[THE REQUEST]
Only a number is wanted: how many lines in the records below contain "Layouts"?

[TASK MATERIAL]
------

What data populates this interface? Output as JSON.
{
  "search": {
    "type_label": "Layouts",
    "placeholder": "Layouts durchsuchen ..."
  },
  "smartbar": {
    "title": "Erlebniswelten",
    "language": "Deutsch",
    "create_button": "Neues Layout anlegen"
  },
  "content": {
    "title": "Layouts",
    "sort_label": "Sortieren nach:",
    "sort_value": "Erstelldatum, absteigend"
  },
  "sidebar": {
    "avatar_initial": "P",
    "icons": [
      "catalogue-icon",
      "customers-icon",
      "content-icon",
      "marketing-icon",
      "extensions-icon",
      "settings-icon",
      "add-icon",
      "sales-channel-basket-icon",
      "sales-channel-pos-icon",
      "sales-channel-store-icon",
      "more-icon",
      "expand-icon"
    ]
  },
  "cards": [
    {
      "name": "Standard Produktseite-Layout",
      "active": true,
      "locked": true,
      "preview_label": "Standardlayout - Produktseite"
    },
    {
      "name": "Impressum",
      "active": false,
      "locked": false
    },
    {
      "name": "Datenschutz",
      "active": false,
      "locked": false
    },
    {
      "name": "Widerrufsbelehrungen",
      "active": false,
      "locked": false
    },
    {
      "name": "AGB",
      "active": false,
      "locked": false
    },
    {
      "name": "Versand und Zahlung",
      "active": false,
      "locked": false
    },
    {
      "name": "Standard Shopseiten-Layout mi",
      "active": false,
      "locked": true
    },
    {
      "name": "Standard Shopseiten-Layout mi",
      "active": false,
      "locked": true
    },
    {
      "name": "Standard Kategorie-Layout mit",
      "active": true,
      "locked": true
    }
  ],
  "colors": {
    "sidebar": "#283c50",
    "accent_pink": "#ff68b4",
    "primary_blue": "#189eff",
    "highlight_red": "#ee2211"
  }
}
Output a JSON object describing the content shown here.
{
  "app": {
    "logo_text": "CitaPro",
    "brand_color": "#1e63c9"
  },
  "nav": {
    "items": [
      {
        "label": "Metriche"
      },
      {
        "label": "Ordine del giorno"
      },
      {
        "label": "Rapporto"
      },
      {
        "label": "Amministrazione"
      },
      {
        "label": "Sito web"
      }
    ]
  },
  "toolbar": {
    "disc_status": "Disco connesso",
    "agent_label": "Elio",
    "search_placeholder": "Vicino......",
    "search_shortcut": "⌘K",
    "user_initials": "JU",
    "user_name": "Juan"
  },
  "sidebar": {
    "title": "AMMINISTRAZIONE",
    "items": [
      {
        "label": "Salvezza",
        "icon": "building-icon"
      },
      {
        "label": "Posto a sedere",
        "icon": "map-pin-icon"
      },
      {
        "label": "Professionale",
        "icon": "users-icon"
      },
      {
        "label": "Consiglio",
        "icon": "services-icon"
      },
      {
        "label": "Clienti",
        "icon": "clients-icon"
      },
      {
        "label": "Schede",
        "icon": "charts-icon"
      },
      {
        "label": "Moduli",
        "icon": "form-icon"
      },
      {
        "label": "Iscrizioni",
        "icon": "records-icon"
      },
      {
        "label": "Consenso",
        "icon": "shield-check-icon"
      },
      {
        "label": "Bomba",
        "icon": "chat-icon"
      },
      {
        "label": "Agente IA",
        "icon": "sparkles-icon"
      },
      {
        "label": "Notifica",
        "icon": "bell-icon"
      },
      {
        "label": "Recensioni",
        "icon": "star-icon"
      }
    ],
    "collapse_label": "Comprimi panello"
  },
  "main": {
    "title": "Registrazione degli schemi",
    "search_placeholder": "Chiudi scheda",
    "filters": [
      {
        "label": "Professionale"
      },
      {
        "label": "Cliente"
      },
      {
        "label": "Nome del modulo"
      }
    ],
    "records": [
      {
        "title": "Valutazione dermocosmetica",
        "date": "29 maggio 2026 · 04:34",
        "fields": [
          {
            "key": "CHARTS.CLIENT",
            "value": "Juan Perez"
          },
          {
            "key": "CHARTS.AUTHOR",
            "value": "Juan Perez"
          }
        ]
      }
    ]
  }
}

------

[COMPLETED EXERCISE]
3